** start Entries **

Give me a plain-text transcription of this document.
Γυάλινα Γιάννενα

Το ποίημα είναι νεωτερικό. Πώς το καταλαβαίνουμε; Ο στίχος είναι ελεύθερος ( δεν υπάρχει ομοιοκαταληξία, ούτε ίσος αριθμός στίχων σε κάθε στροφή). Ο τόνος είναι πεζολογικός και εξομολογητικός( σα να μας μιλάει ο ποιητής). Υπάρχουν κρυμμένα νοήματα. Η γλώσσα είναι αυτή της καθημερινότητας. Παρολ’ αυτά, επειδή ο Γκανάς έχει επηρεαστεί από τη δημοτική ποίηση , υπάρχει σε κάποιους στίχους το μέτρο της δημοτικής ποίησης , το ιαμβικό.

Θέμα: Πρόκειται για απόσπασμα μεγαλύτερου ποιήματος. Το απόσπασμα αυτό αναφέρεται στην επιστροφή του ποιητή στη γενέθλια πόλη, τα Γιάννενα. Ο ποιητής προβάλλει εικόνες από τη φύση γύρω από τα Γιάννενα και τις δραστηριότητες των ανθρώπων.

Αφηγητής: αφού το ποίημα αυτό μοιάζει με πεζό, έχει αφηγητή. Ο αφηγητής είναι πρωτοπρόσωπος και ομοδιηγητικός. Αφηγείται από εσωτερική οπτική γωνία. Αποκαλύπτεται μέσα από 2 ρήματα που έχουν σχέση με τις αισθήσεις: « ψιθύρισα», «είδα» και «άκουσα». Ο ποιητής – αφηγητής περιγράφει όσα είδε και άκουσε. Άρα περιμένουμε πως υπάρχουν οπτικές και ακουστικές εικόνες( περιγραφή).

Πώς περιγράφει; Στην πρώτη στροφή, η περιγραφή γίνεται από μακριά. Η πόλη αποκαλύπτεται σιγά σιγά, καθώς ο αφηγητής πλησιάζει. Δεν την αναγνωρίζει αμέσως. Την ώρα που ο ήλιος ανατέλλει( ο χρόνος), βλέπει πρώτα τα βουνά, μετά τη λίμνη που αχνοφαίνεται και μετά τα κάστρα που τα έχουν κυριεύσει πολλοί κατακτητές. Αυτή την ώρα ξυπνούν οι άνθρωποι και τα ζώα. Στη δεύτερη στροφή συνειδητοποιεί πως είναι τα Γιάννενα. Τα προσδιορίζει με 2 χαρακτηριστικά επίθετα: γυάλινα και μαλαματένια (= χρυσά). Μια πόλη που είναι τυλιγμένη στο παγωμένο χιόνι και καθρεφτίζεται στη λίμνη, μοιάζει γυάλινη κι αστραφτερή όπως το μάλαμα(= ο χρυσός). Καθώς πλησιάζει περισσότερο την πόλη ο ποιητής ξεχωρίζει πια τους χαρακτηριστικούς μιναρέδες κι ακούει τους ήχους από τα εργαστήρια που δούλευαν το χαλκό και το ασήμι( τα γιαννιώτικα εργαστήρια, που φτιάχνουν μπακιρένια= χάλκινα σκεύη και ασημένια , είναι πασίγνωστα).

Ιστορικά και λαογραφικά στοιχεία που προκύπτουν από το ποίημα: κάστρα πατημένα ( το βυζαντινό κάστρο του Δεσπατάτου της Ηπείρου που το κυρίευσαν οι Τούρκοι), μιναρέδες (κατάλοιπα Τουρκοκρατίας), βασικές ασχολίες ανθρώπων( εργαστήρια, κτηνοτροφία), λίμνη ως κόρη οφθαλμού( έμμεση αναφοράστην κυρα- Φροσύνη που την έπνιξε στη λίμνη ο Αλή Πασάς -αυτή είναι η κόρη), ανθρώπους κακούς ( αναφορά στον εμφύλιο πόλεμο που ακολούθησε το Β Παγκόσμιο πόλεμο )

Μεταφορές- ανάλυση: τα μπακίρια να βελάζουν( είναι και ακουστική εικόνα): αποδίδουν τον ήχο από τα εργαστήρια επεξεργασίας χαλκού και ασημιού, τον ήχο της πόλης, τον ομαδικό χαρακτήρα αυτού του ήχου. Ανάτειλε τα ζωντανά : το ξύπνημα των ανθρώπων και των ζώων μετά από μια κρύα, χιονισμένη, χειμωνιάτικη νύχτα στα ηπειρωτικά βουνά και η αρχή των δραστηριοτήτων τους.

** end Entries **

Task objective ▸ Copy all of the material word for word.

The result ▸
Give me a plain-text transcription of this document.
Γυάλινα Γιάννενα

Το ποίημα είναι νεωτερικό. Πώς το καταλαβαίνουμε; Ο στίχος είναι ελεύθερος ( δεν υπάρχει ομοιοκαταληξία, ούτε ίσος αριθμός στίχων σε κάθε στροφή). Ο τόνος είναι πεζολογικός και εξομολογητικός( σα να μας μιλάει ο ποιητής). Υπάρχουν κρυμμένα νοήματα. Η γλώσσα είναι αυτή της καθημερινότητας. Παρολ’ αυτά, επειδή ο Γκανάς έχει επηρεαστεί από τη δημοτική ποίηση , υπάρχει σε κάποιους στίχους το μέτρο της δημοτικής ποίησης , το ιαμβικό.

Θέμα: Πρόκειται για απόσπασμα μεγαλύτερου ποιήματος. Το απόσπασμα αυτό αναφέρεται στην επιστροφή του ποιητή στη γενέθλια πόλη, τα Γιάννενα. Ο ποιητής προβάλλει εικόνες από τη φύση γύρω από τα Γιάννενα και τις δραστηριότητες των ανθρώπων.

Αφηγητής: αφού το ποίημα αυτό μοιάζει με πεζό, έχει αφηγητή. Ο αφηγητής είναι πρωτοπρόσωπος και ομοδιηγητικός. Αφηγείται από εσωτερική οπτική γωνία. Αποκαλύπτεται μέσα από 2 ρήματα που έχουν σχέση με τις αισθήσεις: « ψιθύρισα», «είδα» και «άκουσα». Ο ποιητής – αφηγητής περιγράφει όσα είδε και άκουσε. Άρα περιμένουμε πως υπάρχουν οπτικές και ακουστικές εικόνες( περιγραφή).

Πώς περιγράφει; Στην πρώτη στροφή, η περιγραφή γίνεται από μακριά. Η πόλη αποκαλύπτεται σιγά σιγά, καθώς ο αφηγητής πλησιάζει. Δεν την αναγνωρίζει αμέσως. Την ώρα που ο ήλιος ανατέλλει( ο χρόνος), βλέπει πρώτα τα βουνά, μετά τη λίμνη που αχνοφαίνεται και μετά τα κάστρα που τα έχουν κυριεύσει πολλοί κατακτητές. Αυτή την ώρα ξυπνούν οι άνθρωποι και τα ζώα. Στη δεύτερη στροφή συνειδητοποιεί πως είναι τα Γιάννενα. Τα προσδιορίζει με 2 χαρακτηριστικά επίθετα: γυάλινα και μαλαματένια (= χρυσά). Μια πόλη που είναι τυλιγμένη στο παγωμένο χιόνι και καθρεφτίζεται στη λίμνη, μοιάζει γυάλινη κι αστραφτερή όπως το μάλαμα(= ο χρυσός). Καθώς πλησιάζει περισσότερο την πόλη ο ποιητής ξεχωρίζει πια τους χαρακτηριστικούς μιναρέδες κι ακούει τους ήχους από τα εργαστήρια που δούλευαν το χαλκό και το ασήμι( τα γιαννιώτικα εργαστήρια, που φτιάχνουν μπακιρένια= χάλκινα σκεύη και ασημένια , είναι πασίγνωστα).

Ιστορικά και λαογραφικά στοιχεία που προκύπτουν από το ποίημα: κάστρα πατημένα ( το βυζαντινό κάστρο του Δεσπατάτου της Ηπείρου που το κυρίευσαν οι Τούρκοι), μιναρέδες (κατάλοιπα Τουρκοκρατίας), βασικές ασχολίες ανθρώπων( εργαστήρια, κτηνοτροφία), λίμνη ως κόρη οφθαλμού( έμμεση αναφοράστην κυρα- Φροσύνη που την έπνιξε στη λίμνη ο Αλή Πασάς -αυτή είναι η κόρη), ανθρώπους κακούς ( αναφορά στον εμφύλιο πόλεμο που ακολούθησε το Β Παγκόσμιο πόλεμο )

Μεταφορές- ανάλυση: τα μπακίρια να βελάζουν( είναι και ακουστική εικόνα): αποδίδουν τον ήχο από τα εργαστήρια επεξεργασίας χαλκού και ασημιού, τον ήχο της πόλης, τον ομαδικό χαρακτήρα αυτού του ήχου. Ανάτειλε τα ζωντανά : το ξύπνημα των ανθρώπων και των ζώων μετά από μια κρύα, χιονισμένη, χειμωνιάτικη νύχτα στα ηπειρωτικά βουνά και η αρχή των δραστηριοτήτων τους.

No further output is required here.